>>
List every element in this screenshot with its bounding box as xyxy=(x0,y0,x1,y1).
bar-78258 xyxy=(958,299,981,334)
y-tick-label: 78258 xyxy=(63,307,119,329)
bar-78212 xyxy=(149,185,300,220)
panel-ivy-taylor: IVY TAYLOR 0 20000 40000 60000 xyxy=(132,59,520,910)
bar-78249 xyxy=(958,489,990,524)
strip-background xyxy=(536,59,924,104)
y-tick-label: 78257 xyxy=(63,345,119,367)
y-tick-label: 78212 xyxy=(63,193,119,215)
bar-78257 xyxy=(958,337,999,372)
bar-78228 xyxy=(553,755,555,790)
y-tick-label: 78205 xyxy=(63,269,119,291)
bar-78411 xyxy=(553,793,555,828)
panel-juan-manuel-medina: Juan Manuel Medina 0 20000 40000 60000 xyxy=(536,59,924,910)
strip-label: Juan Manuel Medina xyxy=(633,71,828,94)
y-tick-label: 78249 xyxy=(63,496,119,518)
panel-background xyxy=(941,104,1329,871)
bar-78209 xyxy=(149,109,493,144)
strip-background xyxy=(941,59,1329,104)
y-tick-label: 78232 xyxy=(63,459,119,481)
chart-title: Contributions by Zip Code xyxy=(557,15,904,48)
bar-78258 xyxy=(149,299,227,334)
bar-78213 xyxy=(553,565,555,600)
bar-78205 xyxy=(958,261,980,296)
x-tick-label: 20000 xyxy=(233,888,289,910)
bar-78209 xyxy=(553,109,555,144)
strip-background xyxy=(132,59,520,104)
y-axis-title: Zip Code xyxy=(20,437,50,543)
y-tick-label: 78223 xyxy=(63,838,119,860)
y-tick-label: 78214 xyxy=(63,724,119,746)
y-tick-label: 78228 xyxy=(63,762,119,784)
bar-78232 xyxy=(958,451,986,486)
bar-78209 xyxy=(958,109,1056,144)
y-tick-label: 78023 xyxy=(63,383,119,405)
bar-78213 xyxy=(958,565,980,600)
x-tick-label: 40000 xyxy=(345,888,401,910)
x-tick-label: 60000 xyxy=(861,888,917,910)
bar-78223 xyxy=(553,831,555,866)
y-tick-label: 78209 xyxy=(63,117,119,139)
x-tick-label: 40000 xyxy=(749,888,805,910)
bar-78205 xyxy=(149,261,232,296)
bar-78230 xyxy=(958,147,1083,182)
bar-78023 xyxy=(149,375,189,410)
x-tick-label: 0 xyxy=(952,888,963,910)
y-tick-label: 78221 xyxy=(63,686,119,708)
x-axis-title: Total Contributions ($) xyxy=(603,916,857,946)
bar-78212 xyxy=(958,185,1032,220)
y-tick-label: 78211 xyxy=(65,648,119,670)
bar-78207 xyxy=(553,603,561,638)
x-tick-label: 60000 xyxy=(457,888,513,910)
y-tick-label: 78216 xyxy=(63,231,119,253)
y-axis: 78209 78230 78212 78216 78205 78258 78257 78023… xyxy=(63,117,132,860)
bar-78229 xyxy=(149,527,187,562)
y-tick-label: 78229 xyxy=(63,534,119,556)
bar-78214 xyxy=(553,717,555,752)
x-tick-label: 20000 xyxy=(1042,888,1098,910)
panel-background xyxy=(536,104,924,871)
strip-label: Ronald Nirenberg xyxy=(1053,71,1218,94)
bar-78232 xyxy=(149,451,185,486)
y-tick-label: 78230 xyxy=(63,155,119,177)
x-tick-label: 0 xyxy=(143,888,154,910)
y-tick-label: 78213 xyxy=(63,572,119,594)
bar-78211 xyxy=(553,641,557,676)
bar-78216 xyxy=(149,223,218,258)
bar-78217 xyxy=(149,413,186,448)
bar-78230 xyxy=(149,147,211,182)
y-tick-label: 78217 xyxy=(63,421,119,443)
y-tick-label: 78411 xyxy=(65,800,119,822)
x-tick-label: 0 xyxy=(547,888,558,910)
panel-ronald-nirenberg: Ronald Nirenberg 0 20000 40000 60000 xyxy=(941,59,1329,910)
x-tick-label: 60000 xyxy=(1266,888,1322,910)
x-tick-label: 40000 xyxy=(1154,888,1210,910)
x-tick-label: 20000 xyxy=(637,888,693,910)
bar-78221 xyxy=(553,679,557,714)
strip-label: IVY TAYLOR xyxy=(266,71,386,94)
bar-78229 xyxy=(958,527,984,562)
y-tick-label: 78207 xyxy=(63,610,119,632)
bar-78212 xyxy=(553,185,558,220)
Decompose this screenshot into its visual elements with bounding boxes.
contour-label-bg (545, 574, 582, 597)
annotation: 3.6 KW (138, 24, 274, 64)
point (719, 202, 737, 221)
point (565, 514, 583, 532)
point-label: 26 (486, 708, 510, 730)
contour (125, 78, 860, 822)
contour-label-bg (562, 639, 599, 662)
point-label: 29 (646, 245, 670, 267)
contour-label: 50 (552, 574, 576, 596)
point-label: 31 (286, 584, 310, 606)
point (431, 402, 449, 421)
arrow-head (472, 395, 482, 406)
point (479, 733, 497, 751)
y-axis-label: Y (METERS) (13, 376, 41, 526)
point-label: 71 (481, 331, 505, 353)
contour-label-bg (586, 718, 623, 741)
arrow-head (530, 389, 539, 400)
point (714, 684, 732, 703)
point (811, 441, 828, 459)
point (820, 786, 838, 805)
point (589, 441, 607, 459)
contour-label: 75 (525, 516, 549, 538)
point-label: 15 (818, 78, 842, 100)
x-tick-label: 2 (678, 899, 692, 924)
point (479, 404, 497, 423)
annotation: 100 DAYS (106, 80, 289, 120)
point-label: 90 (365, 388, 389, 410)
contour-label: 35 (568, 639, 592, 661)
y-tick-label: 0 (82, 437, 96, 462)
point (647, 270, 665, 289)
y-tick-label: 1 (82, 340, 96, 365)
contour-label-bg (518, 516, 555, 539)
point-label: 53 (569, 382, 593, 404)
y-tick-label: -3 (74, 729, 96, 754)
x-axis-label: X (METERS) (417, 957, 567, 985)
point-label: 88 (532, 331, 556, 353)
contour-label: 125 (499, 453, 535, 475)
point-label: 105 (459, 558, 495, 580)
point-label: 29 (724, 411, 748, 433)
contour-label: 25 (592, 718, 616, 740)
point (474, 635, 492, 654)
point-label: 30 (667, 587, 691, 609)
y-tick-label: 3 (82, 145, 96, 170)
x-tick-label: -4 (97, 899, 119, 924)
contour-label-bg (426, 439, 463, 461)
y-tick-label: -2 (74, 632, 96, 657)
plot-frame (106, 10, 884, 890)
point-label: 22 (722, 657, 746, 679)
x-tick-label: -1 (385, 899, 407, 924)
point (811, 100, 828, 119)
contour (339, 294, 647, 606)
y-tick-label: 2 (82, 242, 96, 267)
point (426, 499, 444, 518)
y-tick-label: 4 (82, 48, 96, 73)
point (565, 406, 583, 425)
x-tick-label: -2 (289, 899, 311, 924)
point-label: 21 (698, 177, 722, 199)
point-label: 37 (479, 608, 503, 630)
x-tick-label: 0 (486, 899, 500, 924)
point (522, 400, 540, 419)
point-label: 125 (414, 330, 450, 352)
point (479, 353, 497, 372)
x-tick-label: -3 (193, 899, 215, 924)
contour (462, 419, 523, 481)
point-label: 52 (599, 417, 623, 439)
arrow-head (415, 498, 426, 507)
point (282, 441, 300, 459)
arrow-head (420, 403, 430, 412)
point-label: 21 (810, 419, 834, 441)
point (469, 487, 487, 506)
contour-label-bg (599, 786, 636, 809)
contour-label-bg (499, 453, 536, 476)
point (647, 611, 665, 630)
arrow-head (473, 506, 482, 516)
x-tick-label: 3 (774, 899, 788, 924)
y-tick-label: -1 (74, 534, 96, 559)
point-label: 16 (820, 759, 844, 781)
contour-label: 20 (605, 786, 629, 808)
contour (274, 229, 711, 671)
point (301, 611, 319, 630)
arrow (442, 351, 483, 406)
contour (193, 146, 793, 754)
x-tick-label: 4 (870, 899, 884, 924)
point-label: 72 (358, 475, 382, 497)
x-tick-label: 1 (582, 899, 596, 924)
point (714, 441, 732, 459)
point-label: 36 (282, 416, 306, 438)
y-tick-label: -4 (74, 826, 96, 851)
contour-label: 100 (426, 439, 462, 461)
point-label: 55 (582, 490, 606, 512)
<<
-- Direction --
Rewrite the entries from the first one through the line containing "bar-78209 xyxy=(553,109,555,144)", swapping "strip-background" for "strip-fill" and leaving everything else unchanged.

-- Finished task --
List every element in this screenshot with its bounding box as xyxy=(x0,y0,x1,y1).
bar-78258 xyxy=(958,299,981,334)
y-tick-label: 78258 xyxy=(63,307,119,329)
bar-78212 xyxy=(149,185,300,220)
panel-ivy-taylor: IVY TAYLOR 0 20000 40000 60000 xyxy=(132,59,520,910)
bar-78249 xyxy=(958,489,990,524)
strip-fill xyxy=(536,59,924,104)
y-tick-label: 78257 xyxy=(63,345,119,367)
y-tick-label: 78212 xyxy=(63,193,119,215)
bar-78257 xyxy=(958,337,999,372)
bar-78228 xyxy=(553,755,555,790)
y-tick-label: 78205 xyxy=(63,269,119,291)
bar-78411 xyxy=(553,793,555,828)
panel-juan-manuel-medina: Juan Manuel Medina 0 20000 40000 60000 xyxy=(536,59,924,910)
strip-label: Juan Manuel Medina xyxy=(633,71,828,94)
y-tick-label: 78249 xyxy=(63,496,119,518)
panel-background xyxy=(941,104,1329,871)
bar-78209 xyxy=(149,109,493,144)
strip-fill xyxy=(941,59,1329,104)
y-tick-label: 78232 xyxy=(63,459,119,481)
chart-title: Contributions by Zip Code xyxy=(557,15,904,48)
bar-78258 xyxy=(149,299,227,334)
bar-78213 xyxy=(553,565,555,600)
bar-78205 xyxy=(958,261,980,296)
x-tick-label: 20000 xyxy=(233,888,289,910)
bar-78209 xyxy=(553,109,555,144)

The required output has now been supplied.